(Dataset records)
------------
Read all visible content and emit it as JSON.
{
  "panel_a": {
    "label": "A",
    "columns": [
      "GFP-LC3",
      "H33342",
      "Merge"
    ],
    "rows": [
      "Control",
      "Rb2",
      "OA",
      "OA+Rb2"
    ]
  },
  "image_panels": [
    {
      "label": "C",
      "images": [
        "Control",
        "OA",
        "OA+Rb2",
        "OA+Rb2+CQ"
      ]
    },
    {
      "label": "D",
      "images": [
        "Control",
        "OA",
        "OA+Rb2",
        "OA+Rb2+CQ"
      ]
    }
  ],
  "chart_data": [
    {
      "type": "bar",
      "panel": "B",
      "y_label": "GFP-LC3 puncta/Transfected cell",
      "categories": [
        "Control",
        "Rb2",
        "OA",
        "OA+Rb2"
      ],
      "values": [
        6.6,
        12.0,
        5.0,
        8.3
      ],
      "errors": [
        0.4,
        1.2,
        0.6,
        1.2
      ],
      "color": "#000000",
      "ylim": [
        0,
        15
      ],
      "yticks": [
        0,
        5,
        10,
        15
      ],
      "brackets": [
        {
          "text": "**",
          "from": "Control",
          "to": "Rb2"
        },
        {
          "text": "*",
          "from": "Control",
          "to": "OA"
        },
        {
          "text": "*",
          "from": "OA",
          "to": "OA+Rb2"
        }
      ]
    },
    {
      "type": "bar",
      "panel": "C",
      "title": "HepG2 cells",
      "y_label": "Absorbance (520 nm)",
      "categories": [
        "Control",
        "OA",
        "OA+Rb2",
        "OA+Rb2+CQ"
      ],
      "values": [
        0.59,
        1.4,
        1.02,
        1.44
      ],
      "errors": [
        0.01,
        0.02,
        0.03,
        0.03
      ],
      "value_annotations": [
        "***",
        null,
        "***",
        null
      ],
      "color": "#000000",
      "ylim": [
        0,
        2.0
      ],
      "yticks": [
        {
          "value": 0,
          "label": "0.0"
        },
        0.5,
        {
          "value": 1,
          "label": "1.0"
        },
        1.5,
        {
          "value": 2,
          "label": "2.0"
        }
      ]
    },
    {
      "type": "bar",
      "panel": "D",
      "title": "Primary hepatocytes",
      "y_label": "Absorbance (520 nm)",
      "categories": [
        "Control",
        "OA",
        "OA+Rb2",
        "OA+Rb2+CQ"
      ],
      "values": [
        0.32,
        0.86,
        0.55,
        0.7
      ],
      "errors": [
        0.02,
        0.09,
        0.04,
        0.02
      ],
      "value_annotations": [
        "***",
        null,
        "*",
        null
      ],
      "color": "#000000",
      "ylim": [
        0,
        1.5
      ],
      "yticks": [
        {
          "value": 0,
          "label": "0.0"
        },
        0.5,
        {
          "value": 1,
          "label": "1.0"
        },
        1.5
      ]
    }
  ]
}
------------
• Exercise instructions:
Retype all the records, matching them exactly.

• Output for this task:
Read all visible content and emit it as JSON.
{
  "panel_a": {
    "label": "A",
    "columns": [
      "GFP-LC3",
      "H33342",
      "Merge"
    ],
    "rows": [
      "Control",
      "Rb2",
      "OA",
      "OA+Rb2"
    ]
  },
  "image_panels": [
    {
      "label": "C",
      "images": [
        "Control",
        "OA",
        "OA+Rb2",
        "OA+Rb2+CQ"
      ]
    },
    {
      "label": "D",
      "images": [
        "Control",
        "OA",
        "OA+Rb2",
        "OA+Rb2+CQ"
      ]
    }
  ],
  "chart_data": [
    {
      "type": "bar",
      "panel": "B",
      "y_label": "GFP-LC3 puncta/Transfected cell",
      "categories": [
        "Control",
        "Rb2",
        "OA",
        "OA+Rb2"
      ],
      "values": [
        6.6,
        12.0,
        5.0,
        8.3
      ],
      "errors": [
        0.4,
        1.2,
        0.6,
        1.2
      ],
      "color": "#000000",
      "ylim": [
        0,
        15
      ],
      "yticks": [
        0,
        5,
        10,
        15
      ],
      "brackets": [
        {
          "text": "**",
          "from": "Control",
          "to": "Rb2"
        },
        {
          "text": "*",
          "from": "Control",
          "to": "OA"
        },
        {
          "text": "*",
          "from": "OA",
          "to": "OA+Rb2"
        }
      ]
    },
    {
      "type": "bar",
      "panel": "C",
      "title": "HepG2 cells",
      "y_label": "Absorbance (520 nm)",
      "categories": [
        "Control",
        "OA",
        "OA+Rb2",
        "OA+Rb2+CQ"
      ],
      "values": [
        0.59,
        1.4,
        1.02,
        1.44
      ],
      "errors": [
        0.01,
        0.02,
        0.03,
        0.03
      ],
      "value_annotations": [
        "***",
        null,
        "***",
        null
      ],
      "color": "#000000",
      "ylim": [
        0,
        2.0
      ],
      "yticks": [
        {
          "value": 0,
          "label": "0.0"
        },
        0.5,
        {
          "value": 1,
          "label": "1.0"
        },
        1.5,
        {
          "value": 2,
          "label": "2.0"
        }
      ]
    },
    {
      "type": "bar",
      "panel": "D",
      "title": "Primary hepatocytes",
      "y_label": "Absorbance (520 nm)",
      "categories": [
        "Control",
        "OA",
        "OA+Rb2",
        "OA+Rb2+CQ"
      ],
      "values": [
        0.32,
        0.86,
        0.55,
        0.7
      ],
      "errors": [
        0.02,
        0.09,
        0.04,
        0.02
      ],
      "value_annotations": [
        "***",
        null,
        "*",
        null
      ],
      "color": "#000000",
      "ylim": [
        0,
        1.5
      ],
      "yticks": [
        {
          "value": 0,
          "label": "0.0"
        },
        0.5,
        {
          "value": 1,
          "label": "1.0"
        },
        1.5
      ]
    }
  ]
}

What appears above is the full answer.